>> START

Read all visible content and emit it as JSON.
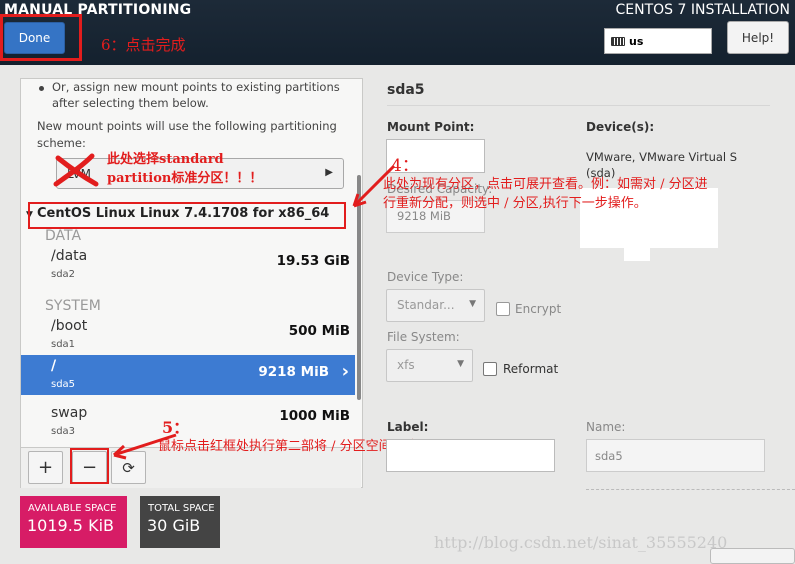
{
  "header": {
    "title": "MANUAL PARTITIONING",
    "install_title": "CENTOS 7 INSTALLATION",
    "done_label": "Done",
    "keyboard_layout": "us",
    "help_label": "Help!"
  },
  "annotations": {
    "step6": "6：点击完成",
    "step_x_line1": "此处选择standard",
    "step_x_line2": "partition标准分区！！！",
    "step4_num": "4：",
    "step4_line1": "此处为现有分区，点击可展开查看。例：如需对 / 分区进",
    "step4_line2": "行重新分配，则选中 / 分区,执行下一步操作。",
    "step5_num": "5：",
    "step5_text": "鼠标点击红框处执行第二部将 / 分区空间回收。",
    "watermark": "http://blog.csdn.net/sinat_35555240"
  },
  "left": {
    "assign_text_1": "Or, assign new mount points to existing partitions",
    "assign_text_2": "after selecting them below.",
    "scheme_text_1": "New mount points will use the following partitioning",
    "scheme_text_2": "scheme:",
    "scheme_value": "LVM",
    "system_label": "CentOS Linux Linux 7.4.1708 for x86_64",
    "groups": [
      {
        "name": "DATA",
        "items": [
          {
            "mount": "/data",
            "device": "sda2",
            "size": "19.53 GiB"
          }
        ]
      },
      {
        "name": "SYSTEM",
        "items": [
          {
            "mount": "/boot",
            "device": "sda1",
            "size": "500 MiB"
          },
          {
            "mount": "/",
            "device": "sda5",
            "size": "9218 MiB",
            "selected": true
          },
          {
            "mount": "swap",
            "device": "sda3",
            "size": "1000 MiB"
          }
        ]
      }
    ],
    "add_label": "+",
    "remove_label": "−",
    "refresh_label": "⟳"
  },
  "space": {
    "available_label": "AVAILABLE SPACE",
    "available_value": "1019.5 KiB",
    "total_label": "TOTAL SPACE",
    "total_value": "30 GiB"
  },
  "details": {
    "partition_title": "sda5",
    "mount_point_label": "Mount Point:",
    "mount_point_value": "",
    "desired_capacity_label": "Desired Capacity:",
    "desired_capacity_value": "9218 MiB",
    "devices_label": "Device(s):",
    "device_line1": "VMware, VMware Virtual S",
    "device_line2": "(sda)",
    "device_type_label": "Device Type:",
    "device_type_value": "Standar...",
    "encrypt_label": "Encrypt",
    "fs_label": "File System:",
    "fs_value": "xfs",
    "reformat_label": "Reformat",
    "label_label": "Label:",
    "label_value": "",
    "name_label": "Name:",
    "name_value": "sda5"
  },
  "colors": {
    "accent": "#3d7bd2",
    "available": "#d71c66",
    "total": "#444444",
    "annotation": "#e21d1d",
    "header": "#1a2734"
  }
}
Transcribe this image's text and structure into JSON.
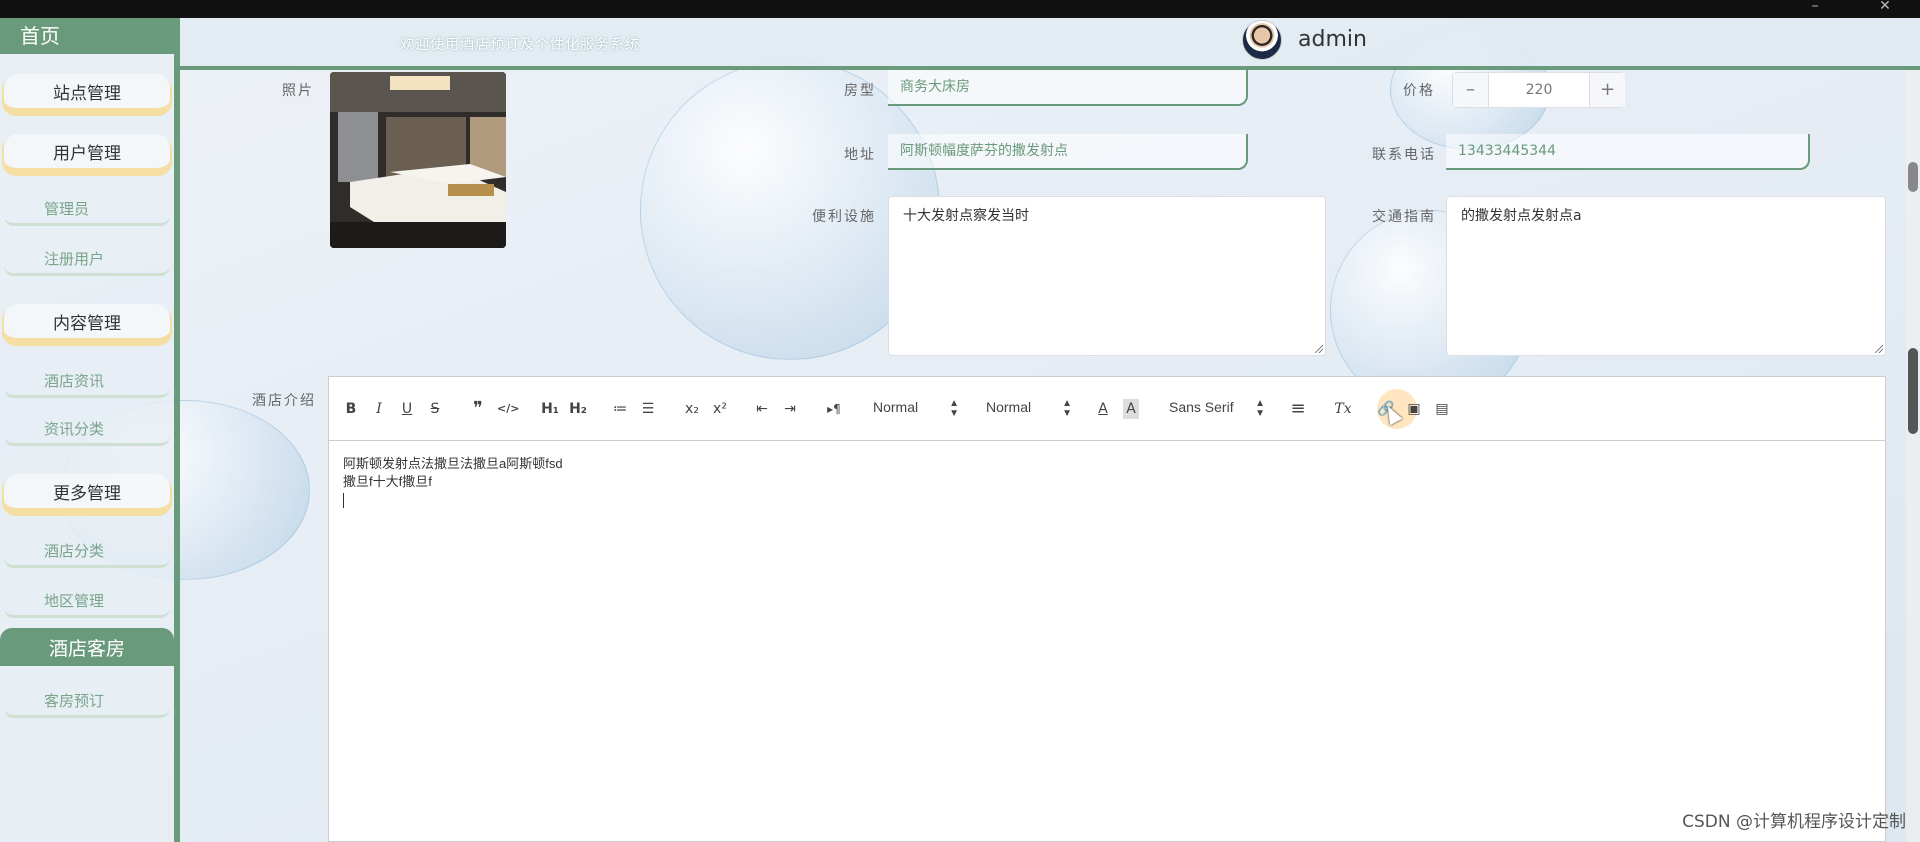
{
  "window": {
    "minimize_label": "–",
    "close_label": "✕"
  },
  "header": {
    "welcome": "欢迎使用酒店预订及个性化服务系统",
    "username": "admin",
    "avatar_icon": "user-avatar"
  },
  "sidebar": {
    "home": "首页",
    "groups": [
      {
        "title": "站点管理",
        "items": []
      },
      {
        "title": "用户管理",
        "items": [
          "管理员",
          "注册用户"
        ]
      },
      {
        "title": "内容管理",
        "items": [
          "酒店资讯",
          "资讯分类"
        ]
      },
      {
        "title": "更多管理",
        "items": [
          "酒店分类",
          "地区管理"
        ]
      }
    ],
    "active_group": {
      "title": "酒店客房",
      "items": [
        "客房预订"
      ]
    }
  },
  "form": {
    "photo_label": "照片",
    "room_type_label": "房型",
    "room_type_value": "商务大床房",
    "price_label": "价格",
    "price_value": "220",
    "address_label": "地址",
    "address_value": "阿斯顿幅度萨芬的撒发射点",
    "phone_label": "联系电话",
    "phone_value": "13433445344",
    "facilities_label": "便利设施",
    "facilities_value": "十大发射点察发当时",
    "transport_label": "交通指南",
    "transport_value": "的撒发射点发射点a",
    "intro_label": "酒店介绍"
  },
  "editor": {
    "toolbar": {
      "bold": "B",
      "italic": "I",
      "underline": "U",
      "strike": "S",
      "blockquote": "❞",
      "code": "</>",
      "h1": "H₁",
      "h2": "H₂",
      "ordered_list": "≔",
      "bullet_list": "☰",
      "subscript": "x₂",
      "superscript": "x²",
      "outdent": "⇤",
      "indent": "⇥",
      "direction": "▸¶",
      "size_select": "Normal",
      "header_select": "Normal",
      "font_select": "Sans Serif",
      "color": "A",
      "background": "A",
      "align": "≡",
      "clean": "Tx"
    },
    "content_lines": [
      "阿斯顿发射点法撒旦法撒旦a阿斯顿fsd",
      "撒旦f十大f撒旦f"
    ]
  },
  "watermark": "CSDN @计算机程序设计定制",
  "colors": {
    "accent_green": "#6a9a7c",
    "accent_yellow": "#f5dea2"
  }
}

>> END
>> START

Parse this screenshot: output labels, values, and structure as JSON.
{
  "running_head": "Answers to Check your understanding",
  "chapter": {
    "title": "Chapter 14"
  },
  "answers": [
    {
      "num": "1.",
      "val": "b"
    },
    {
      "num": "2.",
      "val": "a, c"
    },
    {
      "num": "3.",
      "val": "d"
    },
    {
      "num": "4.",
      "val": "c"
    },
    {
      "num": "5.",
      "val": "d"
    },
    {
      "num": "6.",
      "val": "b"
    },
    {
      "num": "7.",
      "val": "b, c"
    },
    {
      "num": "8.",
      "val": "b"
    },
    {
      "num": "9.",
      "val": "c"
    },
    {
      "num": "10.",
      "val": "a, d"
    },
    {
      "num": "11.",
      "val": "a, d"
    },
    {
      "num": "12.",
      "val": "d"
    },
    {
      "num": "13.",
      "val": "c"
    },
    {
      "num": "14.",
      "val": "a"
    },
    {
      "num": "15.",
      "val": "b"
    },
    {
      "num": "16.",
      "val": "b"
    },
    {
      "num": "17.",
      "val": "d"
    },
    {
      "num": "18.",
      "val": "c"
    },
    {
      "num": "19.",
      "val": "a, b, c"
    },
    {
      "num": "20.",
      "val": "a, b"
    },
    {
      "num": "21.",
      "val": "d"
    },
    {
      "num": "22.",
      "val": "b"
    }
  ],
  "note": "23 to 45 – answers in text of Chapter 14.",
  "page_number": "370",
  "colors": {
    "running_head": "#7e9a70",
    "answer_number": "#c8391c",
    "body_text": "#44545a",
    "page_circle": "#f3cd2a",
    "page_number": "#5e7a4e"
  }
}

>> END

Pick out, from the lines above, every one that contains the string "points".

    "assign_text_1": "Or, assign new mount points to existing partitions",
    "scheme_text_1": "New mount points will use the following partitioning",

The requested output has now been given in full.